Entries:
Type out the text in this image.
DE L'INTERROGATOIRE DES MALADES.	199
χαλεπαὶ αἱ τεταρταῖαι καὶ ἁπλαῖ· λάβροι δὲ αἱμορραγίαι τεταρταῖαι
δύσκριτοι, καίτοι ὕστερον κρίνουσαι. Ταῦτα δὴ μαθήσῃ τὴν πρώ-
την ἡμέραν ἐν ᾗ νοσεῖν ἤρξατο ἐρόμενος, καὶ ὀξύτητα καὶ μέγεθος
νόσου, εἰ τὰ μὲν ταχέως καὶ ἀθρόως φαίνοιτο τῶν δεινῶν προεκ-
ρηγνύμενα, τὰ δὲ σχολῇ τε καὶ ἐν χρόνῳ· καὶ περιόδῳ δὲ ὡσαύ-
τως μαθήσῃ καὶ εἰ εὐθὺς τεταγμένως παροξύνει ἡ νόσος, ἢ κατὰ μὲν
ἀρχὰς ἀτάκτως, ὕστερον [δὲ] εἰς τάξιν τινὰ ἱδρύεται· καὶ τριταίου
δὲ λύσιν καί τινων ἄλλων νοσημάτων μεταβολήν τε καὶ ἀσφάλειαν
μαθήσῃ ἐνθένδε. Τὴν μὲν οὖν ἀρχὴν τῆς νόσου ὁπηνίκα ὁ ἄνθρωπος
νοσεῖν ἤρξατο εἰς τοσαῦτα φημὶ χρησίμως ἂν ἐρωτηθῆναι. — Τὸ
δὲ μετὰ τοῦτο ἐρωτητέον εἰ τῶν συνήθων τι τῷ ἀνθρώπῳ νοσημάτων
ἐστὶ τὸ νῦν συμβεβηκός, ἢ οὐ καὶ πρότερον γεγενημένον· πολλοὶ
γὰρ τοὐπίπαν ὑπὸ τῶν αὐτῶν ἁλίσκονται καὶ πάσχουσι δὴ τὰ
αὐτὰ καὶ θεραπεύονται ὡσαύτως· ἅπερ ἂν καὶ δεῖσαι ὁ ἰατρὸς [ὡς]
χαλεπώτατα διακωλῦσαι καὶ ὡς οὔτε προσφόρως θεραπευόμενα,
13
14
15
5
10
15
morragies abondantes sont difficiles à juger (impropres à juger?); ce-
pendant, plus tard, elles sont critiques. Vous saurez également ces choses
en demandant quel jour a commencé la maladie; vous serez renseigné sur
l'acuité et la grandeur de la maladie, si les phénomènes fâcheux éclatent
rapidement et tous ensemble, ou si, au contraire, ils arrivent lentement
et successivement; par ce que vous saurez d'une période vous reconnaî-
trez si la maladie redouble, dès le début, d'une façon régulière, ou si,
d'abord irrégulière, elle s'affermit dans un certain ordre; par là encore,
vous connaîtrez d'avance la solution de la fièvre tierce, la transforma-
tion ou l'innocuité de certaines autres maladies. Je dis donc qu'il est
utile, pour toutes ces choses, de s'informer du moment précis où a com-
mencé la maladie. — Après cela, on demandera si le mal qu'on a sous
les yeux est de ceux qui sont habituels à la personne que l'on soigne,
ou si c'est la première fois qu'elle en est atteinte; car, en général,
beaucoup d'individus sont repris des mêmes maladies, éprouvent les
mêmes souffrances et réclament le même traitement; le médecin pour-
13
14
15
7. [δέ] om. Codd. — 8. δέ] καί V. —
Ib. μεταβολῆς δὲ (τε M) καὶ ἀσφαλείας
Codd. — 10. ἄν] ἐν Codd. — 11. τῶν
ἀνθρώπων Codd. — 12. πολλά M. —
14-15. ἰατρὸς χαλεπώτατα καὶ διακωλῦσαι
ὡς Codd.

What this task involves: List the lines of the entries that include "νοσημάτων".

Correct output:
δὲ λύσιν καί τινων ἄλλων νοσημάτων μεταβολήν τε καὶ ἀσφάλειαν
δὲ μετὰ τοῦτο ἐρωτητέον εἰ τῶν συνήθων τι τῷ ἀνθρώπῳ νοσημάτων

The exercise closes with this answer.